* _Task details_
Every entry that follows needs to be repeated exactly.

[Records about charts and figures]
* * * * * * *
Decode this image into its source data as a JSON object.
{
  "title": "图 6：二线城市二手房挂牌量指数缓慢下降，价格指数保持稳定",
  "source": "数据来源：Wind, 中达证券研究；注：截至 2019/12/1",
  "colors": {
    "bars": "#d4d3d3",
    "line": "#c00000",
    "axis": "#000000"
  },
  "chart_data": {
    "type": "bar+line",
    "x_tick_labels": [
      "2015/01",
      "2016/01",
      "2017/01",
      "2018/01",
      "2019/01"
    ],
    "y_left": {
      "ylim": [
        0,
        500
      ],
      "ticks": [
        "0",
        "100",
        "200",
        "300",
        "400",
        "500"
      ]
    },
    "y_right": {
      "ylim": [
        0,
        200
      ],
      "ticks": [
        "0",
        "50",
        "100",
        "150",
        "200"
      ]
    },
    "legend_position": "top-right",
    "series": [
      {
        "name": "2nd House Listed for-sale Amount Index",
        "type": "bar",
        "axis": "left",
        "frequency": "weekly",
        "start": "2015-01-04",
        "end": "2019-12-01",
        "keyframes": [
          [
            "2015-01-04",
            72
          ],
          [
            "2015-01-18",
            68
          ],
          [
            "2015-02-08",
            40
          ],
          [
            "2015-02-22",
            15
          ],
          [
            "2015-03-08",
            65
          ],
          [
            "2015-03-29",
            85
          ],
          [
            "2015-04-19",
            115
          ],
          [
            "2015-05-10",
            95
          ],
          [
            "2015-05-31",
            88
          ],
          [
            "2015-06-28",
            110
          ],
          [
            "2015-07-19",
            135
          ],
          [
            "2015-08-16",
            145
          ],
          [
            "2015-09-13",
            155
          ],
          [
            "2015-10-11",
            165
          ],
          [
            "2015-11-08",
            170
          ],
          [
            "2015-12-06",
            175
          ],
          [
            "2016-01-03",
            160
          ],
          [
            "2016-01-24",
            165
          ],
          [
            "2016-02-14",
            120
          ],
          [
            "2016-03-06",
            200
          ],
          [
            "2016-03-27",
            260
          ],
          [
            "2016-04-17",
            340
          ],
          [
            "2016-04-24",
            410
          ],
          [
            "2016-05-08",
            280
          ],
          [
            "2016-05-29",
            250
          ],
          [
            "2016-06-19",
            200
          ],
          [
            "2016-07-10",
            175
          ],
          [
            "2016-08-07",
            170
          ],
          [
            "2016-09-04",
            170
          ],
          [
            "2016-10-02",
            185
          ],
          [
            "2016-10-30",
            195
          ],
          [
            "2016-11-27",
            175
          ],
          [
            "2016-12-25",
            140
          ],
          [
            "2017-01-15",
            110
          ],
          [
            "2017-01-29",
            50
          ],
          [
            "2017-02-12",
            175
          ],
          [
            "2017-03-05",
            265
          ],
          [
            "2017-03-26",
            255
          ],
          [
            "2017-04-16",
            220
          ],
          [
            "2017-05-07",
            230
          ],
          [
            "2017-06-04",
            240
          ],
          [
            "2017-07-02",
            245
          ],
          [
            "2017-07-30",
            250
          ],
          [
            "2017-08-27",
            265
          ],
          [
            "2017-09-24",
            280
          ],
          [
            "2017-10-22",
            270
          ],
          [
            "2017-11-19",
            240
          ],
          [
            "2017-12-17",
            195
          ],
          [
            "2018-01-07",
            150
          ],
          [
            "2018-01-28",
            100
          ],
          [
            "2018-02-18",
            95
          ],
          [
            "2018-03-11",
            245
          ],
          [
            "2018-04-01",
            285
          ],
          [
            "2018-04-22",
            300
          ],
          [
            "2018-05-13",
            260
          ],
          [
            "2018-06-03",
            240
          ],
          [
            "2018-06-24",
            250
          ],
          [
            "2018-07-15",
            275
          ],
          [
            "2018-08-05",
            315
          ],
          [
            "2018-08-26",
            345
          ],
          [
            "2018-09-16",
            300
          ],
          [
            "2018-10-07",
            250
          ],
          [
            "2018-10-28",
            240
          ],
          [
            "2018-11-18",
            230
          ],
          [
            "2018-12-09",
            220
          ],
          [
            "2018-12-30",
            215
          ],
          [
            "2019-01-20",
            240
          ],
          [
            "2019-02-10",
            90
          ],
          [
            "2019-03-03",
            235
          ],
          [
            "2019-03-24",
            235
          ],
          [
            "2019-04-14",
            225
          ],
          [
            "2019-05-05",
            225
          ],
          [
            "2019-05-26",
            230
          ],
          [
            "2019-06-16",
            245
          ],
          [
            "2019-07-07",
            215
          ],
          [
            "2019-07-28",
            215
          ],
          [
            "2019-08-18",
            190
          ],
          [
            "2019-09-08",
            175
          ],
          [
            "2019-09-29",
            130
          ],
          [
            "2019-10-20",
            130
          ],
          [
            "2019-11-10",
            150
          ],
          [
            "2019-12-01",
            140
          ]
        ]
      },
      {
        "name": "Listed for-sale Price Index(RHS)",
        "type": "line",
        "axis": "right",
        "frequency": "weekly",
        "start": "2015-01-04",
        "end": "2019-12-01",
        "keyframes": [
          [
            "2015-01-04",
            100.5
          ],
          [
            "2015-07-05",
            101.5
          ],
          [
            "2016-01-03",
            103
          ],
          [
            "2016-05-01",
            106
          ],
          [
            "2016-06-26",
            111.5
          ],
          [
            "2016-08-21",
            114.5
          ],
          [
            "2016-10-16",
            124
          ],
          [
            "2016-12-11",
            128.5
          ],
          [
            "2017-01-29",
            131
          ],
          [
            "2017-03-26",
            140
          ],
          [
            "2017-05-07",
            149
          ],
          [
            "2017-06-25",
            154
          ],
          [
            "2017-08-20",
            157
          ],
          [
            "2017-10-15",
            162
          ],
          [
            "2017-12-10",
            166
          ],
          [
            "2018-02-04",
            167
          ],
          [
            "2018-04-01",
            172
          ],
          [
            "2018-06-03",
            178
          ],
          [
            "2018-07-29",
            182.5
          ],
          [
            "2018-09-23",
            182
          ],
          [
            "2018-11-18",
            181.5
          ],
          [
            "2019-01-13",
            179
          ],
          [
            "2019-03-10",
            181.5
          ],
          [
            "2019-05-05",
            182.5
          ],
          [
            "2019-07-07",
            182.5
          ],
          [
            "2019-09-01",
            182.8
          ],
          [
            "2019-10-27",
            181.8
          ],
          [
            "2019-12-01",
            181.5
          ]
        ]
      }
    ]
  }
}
* * * * * * *
* _Response_
Decode this image into its source data as a JSON object.
{
  "title": "图 6：二线城市二手房挂牌量指数缓慢下降，价格指数保持稳定",
  "source": "数据来源：Wind, 中达证券研究；注：截至 2019/12/1",
  "colors": {
    "bars": "#d4d3d3",
    "line": "#c00000",
    "axis": "#000000"
  },
  "chart_data": {
    "type": "bar+line",
    "x_tick_labels": [
      "2015/01",
      "2016/01",
      "2017/01",
      "2018/01",
      "2019/01"
    ],
    "y_left": {
      "ylim": [
        0,
        500
      ],
      "ticks": [
        "0",
        "100",
        "200",
        "300",
        "400",
        "500"
      ]
    },
    "y_right": {
      "ylim": [
        0,
        200
      ],
      "ticks": [
        "0",
        "50",
        "100",
        "150",
        "200"
      ]
    },
    "legend_position": "top-right",
    "series": [
      {
        "name": "2nd House Listed for-sale Amount Index",
        "type": "bar",
        "axis": "left",
        "frequency": "weekly",
        "start": "2015-01-04",
        "end": "2019-12-01",
        "keyframes": [
          [
            "2015-01-04",
            72
          ],
          [
            "2015-01-18",
            68
          ],
          [
            "2015-02-08",
            40
          ],
          [
            "2015-02-22",
            15
          ],
          [
            "2015-03-08",
            65
          ],
          [
            "2015-03-29",
            85
          ],
          [
            "2015-04-19",
            115
          ],
          [
            "2015-05-10",
            95
          ],
          [
            "2015-05-31",
            88
          ],
          [
            "2015-06-28",
            110
          ],
          [
            "2015-07-19",
            135
          ],
          [
            "2015-08-16",
            145
          ],
          [
            "2015-09-13",
            155
          ],
          [
            "2015-10-11",
            165
          ],
          [
            "2015-11-08",
            170
          ],
          [
            "2015-12-06",
            175
          ],
          [
            "2016-01-03",
            160
          ],
          [
            "2016-01-24",
            165
          ],
          [
            "2016-02-14",
            120
          ],
          [
            "2016-03-06",
            200
          ],
          [
            "2016-03-27",
            260
          ],
          [
            "2016-04-17",
            340
          ],
          [
            "2016-04-24",
            410
          ],
          [
            "2016-05-08",
            280
          ],
          [
            "2016-05-29",
            250
          ],
          [
            "2016-06-19",
            200
          ],
          [
            "2016-07-10",
            175
          ],
          [
            "2016-08-07",
            170
          ],
          [
            "2016-09-04",
            170
          ],
          [
            "2016-10-02",
            185
          ],
          [
            "2016-10-30",
            195
          ],
          [
            "2016-11-27",
            175
          ],
          [
            "2016-12-25",
            140
          ],
          [
            "2017-01-15",
            110
          ],
          [
            "2017-01-29",
            50
          ],
          [
            "2017-02-12",
            175
          ],
          [
            "2017-03-05",
            265
          ],
          [
            "2017-03-26",
            255
          ],
          [
            "2017-04-16",
            220
          ],
          [
            "2017-05-07",
            230
          ],
          [
            "2017-06-04",
            240
          ],
          [
            "2017-07-02",
            245
          ],
          [
            "2017-07-30",
            250
          ],
          [
            "2017-08-27",
            265
          ],
          [
            "2017-09-24",
            280
          ],
          [
            "2017-10-22",
            270
          ],
          [
            "2017-11-19",
            240
          ],
          [
            "2017-12-17",
            195
          ],
          [
            "2018-01-07",
            150
          ],
          [
            "2018-01-28",
            100
          ],
          [
            "2018-02-18",
            95
          ],
          [
            "2018-03-11",
            245
          ],
          [
            "2018-04-01",
            285
          ],
          [
            "2018-04-22",
            300
          ],
          [
            "2018-05-13",
            260
          ],
          [
            "2018-06-03",
            240
          ],
          [
            "2018-06-24",
            250
          ],
          [
            "2018-07-15",
            275
          ],
          [
            "2018-08-05",
            315
          ],
          [
            "2018-08-26",
            345
          ],
          [
            "2018-09-16",
            300
          ],
          [
            "2018-10-07",
            250
          ],
          [
            "2018-10-28",
            240
          ],
          [
            "2018-11-18",
            230
          ],
          [
            "2018-12-09",
            220
          ],
          [
            "2018-12-30",
            215
          ],
          [
            "2019-01-20",
            240
          ],
          [
            "2019-02-10",
            90
          ],
          [
            "2019-03-03",
            235
          ],
          [
            "2019-03-24",
            235
          ],
          [
            "2019-04-14",
            225
          ],
          [
            "2019-05-05",
            225
          ],
          [
            "2019-05-26",
            230
          ],
          [
            "2019-06-16",
            245
          ],
          [
            "2019-07-07",
            215
          ],
          [
            "2019-07-28",
            215
          ],
          [
            "2019-08-18",
            190
          ],
          [
            "2019-09-08",
            175
          ],
          [
            "2019-09-29",
            130
          ],
          [
            "2019-10-20",
            130
          ],
          [
            "2019-11-10",
            150
          ],
          [
            "2019-12-01",
            140
          ]
        ]
      },
      {
        "name": "Listed for-sale Price Index(RHS)",
        "type": "line",
        "axis": "right",
        "frequency": "weekly",
        "start": "2015-01-04",
        "end": "2019-12-01",
        "keyframes": [
          [
            "2015-01-04",
            100.5
          ],
          [
            "2015-07-05",
            101.5
          ],
          [
            "2016-01-03",
            103
          ],
          [
            "2016-05-01",
            106
          ],
          [
            "2016-06-26",
            111.5
          ],
          [
            "2016-08-21",
            114.5
          ],
          [
            "2016-10-16",
            124
          ],
          [
            "2016-12-11",
            128.5
          ],
          [
            "2017-01-29",
            131
          ],
          [
            "2017-03-26",
            140
          ],
          [
            "2017-05-07",
            149
          ],
          [
            "2017-06-25",
            154
          ],
          [
            "2017-08-20",
            157
          ],
          [
            "2017-10-15",
            162
          ],
          [
            "2017-12-10",
            166
          ],
          [
            "2018-02-04",
            167
          ],
          [
            "2018-04-01",
            172
          ],
          [
            "2018-06-03",
            178
          ],
          [
            "2018-07-29",
            182.5
          ],
          [
            "2018-09-23",
            182
          ],
          [
            "2018-11-18",
            181.5
          ],
          [
            "2019-01-13",
            179
          ],
          [
            "2019-03-10",
            181.5
          ],
          [
            "2019-05-05",
            182.5
          ],
          [
            "2019-07-07",
            182.5
          ],
          [
            "2019-09-01",
            182.8
          ],
          [
            "2019-10-27",
            181.8
          ],
          [
            "2019-12-01",
            181.5
          ]
        ]
      }
    ]
  }
}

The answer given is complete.